→ **Short problem**
Find and copy every line in the records that includes the string "встановлено".

— begin —

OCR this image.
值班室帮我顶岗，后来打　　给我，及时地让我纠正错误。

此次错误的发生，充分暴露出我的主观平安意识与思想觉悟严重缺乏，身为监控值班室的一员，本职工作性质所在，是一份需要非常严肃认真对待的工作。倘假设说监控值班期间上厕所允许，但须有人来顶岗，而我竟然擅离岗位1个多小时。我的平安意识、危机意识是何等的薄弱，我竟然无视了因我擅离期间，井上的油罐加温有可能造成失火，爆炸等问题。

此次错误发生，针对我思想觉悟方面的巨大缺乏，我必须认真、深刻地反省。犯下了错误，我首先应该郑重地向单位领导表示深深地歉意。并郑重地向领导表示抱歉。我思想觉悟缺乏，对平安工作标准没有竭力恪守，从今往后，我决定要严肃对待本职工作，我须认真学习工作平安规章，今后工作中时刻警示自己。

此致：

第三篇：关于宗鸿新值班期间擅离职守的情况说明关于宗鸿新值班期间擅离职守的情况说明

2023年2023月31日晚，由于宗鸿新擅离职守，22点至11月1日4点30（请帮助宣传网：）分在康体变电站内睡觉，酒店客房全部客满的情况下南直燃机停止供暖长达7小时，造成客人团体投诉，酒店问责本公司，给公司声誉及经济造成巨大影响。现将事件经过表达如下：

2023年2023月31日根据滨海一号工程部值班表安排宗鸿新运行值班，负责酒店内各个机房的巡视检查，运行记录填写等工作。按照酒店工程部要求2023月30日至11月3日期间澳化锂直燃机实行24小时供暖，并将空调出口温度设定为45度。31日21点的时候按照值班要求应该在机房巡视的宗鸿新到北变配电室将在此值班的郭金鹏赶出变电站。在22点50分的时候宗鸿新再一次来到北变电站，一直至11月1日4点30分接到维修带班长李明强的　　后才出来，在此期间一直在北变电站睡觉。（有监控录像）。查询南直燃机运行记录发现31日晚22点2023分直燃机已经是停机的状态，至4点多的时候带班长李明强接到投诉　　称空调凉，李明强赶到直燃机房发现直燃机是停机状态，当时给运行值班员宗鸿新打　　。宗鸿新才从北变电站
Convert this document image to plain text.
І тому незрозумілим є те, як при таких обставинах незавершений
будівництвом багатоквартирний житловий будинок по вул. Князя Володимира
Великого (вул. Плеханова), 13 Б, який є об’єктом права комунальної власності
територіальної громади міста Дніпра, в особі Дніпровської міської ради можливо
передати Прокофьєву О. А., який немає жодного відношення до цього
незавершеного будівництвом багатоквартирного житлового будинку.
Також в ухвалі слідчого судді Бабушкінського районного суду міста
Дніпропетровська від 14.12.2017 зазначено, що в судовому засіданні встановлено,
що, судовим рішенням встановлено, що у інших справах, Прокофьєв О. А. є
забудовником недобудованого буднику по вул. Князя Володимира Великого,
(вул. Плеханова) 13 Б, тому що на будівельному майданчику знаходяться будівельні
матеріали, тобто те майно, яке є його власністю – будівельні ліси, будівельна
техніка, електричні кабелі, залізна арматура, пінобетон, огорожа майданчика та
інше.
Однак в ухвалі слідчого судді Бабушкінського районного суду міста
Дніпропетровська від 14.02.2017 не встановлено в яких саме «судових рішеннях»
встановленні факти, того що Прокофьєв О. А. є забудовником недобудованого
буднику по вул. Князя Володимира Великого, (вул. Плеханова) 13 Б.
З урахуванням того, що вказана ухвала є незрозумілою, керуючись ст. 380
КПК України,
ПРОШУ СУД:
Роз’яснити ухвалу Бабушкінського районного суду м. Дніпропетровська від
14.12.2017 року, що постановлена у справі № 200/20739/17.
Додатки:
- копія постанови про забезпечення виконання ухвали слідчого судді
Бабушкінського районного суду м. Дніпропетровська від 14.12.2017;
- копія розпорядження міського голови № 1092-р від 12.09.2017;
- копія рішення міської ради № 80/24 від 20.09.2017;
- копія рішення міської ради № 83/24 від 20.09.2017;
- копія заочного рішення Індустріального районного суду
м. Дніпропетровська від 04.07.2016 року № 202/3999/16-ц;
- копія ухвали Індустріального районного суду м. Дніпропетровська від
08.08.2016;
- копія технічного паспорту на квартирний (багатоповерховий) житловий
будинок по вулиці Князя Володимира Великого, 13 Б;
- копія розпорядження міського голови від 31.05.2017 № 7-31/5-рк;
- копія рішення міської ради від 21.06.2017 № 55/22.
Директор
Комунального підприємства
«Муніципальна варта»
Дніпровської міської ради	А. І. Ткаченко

— end —

→ **Result for this task**
Дніпропетровська від 14.12.2017 зазначено, що в судовому засіданні встановлено,
що, судовим рішенням встановлено, що у інших справах, Прокофьєв О. А. є
Дніпропетровська від 14.02.2017 не встановлено в яких саме «судових рішеннях»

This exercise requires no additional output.